:: Records for processing

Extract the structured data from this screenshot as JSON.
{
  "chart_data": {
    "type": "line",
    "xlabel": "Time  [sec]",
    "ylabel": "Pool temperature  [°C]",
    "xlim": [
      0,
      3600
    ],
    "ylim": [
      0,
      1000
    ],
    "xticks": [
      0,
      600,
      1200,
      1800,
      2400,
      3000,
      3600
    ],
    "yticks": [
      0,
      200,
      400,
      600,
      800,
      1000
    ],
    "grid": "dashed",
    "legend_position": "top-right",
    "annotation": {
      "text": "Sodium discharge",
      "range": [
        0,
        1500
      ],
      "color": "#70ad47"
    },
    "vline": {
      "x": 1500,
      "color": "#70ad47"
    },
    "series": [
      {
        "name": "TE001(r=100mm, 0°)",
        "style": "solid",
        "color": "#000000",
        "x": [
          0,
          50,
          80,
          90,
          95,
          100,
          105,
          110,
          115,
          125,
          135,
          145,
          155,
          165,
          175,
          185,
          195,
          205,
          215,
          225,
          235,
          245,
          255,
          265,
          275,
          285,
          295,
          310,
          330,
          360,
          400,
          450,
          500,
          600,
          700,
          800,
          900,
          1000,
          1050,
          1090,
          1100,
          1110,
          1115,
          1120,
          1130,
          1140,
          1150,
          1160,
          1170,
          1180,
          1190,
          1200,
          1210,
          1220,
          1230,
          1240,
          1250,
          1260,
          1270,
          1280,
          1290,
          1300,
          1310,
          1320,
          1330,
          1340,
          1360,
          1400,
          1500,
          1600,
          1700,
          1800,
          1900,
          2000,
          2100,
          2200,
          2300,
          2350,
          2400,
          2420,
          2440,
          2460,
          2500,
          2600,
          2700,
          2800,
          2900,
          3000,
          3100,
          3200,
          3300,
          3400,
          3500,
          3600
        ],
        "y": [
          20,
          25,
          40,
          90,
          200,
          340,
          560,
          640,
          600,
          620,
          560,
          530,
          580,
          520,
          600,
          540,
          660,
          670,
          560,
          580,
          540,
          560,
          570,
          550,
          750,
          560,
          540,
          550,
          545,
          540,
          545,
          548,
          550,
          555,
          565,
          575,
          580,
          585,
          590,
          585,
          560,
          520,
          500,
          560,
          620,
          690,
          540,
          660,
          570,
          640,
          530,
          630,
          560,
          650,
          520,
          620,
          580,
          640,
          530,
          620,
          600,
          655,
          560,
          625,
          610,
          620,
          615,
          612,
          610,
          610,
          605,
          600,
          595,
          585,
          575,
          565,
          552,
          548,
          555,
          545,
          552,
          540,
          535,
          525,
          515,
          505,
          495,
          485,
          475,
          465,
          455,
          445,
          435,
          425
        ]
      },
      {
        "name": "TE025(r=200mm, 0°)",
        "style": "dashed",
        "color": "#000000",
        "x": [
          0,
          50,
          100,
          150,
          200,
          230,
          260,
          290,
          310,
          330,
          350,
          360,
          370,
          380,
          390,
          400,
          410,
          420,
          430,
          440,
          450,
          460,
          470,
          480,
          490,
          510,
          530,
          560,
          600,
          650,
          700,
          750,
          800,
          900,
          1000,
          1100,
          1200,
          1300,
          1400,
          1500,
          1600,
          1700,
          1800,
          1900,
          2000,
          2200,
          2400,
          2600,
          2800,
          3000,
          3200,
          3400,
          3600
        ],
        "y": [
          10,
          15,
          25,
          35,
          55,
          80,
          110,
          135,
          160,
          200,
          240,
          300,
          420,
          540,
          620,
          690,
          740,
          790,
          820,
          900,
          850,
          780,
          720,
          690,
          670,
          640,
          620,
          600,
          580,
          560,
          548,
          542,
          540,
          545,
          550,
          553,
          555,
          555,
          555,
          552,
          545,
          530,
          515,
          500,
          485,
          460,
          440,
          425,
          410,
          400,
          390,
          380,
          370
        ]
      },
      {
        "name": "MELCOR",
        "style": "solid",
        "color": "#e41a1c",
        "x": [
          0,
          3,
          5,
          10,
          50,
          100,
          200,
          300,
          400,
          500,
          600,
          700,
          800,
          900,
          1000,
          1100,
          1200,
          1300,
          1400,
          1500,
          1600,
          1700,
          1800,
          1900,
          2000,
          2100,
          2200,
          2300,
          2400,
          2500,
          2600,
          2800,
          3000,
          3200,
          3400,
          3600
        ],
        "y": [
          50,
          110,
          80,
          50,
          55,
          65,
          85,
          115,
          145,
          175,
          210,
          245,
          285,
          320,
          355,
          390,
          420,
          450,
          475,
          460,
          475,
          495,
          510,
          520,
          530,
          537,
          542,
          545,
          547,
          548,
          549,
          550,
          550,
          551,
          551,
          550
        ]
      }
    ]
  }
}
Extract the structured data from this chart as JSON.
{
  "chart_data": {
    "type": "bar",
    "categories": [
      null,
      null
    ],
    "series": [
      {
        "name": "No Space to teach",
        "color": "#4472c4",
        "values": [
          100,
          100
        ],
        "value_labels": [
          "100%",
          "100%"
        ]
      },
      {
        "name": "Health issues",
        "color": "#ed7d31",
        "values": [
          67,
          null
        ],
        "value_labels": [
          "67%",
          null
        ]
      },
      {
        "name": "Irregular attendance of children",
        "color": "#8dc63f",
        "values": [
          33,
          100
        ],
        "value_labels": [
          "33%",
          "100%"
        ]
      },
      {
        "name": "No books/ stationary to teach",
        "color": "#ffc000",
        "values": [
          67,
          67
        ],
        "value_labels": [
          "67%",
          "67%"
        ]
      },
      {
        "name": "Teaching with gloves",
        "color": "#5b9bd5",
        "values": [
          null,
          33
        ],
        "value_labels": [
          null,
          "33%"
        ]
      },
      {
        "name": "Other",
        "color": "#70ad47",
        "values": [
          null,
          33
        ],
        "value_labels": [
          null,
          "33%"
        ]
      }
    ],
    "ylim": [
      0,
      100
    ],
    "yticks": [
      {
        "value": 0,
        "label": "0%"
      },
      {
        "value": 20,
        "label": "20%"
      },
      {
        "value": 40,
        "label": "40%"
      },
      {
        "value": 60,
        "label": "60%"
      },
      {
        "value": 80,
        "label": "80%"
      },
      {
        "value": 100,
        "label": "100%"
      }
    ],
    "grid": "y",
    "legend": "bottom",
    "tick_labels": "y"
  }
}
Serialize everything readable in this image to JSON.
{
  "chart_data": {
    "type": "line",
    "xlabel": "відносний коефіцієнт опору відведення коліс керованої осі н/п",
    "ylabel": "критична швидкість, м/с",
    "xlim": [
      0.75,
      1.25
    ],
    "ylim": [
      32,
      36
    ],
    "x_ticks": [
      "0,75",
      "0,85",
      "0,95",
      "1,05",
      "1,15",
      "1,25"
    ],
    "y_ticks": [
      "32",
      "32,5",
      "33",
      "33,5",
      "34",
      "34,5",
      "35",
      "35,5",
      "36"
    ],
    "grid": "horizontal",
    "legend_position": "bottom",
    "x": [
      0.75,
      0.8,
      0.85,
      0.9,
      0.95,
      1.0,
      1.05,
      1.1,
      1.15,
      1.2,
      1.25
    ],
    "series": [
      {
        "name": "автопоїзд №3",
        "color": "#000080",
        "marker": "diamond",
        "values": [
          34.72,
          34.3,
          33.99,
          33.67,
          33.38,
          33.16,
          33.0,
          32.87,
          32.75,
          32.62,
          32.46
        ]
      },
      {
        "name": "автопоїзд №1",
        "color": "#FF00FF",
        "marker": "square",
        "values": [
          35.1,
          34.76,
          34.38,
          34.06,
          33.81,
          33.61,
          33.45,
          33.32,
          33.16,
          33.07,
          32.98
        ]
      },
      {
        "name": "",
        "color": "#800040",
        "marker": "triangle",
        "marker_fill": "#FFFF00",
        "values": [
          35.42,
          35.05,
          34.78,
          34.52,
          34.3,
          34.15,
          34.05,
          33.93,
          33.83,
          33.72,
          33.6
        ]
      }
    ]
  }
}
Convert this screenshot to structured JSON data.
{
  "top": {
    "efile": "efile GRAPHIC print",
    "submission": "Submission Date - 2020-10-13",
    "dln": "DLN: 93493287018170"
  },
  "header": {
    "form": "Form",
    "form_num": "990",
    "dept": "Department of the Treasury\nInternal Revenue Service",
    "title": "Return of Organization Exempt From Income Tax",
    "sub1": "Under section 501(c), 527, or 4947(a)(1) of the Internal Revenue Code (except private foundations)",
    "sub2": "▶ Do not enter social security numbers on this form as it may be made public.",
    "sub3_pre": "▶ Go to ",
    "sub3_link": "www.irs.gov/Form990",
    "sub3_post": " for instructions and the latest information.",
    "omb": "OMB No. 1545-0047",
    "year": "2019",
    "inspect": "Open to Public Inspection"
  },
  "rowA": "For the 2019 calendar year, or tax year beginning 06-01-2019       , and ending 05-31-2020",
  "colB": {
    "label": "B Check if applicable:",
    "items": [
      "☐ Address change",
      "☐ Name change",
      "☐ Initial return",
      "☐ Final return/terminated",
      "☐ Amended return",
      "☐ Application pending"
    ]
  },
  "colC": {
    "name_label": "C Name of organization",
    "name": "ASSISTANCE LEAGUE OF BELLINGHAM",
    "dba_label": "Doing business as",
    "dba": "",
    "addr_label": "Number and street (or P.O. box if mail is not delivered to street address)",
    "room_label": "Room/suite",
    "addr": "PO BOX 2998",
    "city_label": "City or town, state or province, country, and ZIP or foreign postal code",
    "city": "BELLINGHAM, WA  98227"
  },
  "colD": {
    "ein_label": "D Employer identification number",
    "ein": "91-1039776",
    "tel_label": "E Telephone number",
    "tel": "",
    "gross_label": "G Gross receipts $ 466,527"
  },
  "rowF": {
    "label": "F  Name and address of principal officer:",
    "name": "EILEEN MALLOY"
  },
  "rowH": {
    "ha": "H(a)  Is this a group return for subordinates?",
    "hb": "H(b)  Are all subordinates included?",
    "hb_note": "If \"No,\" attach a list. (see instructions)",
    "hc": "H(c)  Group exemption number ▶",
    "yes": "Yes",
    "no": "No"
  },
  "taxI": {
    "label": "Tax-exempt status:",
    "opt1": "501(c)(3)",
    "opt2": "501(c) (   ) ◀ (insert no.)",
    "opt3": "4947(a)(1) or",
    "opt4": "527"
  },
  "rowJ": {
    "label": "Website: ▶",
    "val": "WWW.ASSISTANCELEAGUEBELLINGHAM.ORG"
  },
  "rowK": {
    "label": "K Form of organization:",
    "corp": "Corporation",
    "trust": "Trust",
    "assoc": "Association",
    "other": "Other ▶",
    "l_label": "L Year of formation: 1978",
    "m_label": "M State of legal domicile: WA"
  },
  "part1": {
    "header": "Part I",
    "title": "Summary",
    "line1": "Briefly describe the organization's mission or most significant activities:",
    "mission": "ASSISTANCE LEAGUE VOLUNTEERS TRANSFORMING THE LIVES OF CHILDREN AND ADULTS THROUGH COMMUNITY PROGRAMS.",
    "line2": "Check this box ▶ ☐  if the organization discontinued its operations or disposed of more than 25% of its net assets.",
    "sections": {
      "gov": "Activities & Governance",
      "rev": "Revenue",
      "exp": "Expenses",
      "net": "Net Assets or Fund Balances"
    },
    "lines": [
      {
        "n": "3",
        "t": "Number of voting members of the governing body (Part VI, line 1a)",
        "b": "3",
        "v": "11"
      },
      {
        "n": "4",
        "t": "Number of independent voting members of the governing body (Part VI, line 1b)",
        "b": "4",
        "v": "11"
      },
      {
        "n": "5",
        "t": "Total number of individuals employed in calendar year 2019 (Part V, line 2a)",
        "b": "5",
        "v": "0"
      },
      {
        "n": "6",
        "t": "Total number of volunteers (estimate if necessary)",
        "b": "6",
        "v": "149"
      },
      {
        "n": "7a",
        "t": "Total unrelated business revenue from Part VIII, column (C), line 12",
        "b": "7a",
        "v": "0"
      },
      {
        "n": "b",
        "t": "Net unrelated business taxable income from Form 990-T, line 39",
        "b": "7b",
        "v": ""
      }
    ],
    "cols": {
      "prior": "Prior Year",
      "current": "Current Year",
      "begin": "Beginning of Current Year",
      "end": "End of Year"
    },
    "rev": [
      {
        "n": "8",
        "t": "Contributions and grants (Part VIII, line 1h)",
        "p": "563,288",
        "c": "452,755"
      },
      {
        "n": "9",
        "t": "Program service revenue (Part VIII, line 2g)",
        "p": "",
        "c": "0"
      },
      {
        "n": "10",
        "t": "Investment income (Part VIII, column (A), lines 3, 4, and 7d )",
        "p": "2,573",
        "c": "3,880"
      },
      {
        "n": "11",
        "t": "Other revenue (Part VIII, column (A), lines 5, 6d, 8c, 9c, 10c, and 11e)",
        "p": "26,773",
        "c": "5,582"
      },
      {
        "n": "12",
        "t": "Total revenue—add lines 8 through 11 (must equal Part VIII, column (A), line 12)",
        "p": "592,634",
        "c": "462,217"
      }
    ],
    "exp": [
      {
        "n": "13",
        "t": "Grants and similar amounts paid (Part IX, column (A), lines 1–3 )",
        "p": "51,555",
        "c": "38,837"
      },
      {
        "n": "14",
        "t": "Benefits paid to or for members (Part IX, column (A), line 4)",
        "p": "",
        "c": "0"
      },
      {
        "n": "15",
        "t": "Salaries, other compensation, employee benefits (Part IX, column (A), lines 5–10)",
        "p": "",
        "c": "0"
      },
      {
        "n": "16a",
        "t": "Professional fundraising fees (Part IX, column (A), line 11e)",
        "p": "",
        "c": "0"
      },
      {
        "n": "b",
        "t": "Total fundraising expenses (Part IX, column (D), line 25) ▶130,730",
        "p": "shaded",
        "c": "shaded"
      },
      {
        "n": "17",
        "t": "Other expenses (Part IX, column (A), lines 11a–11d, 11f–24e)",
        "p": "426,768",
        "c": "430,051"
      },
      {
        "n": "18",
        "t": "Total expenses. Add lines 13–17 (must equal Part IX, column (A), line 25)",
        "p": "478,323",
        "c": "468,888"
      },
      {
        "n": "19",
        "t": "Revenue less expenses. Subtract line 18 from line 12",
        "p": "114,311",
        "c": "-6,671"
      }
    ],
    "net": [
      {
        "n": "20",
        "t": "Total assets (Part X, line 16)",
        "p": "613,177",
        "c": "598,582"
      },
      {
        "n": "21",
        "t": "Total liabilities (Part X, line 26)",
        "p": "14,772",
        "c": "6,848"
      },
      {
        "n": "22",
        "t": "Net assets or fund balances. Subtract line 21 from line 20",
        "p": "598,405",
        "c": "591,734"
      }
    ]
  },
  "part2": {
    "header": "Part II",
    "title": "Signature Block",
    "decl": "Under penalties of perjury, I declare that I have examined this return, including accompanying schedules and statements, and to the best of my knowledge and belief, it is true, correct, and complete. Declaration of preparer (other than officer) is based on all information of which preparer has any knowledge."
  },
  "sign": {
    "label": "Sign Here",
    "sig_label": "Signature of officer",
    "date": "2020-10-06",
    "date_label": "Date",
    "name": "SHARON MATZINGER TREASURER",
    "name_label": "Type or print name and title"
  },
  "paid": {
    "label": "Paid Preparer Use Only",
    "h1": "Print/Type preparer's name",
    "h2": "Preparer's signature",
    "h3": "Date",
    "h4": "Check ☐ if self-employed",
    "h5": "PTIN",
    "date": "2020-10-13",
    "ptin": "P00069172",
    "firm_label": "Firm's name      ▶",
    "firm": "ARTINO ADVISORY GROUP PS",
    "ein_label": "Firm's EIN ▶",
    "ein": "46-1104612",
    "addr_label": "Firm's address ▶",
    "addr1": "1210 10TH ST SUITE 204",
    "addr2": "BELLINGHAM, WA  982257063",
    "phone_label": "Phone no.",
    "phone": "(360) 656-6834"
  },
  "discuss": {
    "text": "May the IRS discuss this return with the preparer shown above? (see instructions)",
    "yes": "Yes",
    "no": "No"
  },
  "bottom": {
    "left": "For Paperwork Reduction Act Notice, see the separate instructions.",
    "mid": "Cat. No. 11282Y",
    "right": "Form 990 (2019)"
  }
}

::::

## Given exercise
In the records above, find each line with the word "Subtract" and copy it.

## Solution to this task
        "t": "Revenue less expenses. Subtract line 18 from line 12",
        "t": "Net assets or fund balances. Subtract line 21 from line 20",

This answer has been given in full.